Select every line containing the word "text" from the material, and copy those lines.

Data items
************

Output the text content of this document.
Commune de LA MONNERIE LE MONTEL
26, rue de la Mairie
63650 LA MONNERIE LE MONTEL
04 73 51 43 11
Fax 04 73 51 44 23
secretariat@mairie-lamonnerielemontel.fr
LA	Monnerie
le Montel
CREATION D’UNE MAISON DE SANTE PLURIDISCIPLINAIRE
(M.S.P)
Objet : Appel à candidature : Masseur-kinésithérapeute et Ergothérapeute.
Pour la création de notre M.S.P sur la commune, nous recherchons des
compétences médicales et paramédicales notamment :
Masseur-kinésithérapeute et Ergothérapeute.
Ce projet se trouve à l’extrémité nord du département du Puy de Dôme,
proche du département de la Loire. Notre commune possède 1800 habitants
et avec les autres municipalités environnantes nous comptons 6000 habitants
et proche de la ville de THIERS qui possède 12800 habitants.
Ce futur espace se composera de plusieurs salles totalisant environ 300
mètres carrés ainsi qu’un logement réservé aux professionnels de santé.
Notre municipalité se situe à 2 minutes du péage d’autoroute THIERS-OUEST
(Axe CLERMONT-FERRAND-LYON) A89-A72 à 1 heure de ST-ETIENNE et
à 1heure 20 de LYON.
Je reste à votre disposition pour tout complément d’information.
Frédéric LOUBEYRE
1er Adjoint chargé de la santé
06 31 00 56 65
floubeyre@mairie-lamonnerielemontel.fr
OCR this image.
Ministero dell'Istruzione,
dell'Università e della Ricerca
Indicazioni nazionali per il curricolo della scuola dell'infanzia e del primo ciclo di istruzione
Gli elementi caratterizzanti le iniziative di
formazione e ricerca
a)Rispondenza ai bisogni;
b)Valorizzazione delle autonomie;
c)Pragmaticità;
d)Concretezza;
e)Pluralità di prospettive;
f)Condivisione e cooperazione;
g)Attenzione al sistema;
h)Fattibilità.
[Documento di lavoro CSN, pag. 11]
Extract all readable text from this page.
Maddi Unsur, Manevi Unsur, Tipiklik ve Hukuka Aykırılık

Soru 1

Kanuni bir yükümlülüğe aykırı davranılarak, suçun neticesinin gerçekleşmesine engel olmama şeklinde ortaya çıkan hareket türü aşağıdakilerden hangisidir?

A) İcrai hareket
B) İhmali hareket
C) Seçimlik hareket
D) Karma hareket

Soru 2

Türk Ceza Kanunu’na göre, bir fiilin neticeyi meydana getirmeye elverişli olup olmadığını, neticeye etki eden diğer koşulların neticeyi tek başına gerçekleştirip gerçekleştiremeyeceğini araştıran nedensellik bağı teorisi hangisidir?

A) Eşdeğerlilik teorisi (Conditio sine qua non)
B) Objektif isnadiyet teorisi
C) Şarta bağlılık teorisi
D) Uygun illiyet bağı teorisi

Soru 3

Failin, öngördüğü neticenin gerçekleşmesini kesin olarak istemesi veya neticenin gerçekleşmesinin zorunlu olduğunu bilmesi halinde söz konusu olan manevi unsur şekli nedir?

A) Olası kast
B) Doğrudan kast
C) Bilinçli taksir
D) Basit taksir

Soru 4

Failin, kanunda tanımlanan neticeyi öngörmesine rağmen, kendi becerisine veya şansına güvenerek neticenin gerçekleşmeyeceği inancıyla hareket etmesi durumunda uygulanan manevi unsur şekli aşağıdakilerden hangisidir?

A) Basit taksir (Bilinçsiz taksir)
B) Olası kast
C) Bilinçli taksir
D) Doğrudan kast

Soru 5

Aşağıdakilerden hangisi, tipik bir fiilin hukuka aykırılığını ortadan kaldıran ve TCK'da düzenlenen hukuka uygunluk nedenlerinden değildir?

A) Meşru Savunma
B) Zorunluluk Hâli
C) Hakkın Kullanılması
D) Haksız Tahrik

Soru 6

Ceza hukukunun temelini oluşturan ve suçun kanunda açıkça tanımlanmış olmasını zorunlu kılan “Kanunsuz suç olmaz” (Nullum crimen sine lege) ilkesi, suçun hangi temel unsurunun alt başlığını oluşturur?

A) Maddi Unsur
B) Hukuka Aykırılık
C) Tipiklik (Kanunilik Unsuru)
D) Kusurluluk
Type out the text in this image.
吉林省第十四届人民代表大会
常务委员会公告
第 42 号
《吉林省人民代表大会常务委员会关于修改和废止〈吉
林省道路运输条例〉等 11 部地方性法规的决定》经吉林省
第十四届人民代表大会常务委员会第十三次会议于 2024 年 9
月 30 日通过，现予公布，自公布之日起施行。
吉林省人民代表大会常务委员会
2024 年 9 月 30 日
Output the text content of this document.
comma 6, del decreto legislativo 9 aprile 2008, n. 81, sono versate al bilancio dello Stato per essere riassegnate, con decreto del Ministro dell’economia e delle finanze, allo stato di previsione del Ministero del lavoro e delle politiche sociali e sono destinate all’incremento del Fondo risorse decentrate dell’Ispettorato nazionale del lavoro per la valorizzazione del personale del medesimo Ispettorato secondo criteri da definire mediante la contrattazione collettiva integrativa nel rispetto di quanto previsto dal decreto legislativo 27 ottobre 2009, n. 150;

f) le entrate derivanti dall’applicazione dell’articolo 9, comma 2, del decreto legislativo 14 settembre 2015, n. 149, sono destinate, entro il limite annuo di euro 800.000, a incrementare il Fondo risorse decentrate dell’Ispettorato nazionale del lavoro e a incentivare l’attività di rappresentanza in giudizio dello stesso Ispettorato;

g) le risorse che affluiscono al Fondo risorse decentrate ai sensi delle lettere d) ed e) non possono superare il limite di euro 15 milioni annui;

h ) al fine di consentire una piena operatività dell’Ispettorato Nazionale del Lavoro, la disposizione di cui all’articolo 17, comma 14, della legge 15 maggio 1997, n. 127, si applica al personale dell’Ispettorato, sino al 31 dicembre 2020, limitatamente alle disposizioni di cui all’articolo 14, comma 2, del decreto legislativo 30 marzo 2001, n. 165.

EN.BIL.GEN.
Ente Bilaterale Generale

************

• _Full answer_
Output the text content of this document.
Extract all readable text from this page.
Type out the text in this image.
Output the text content of this document.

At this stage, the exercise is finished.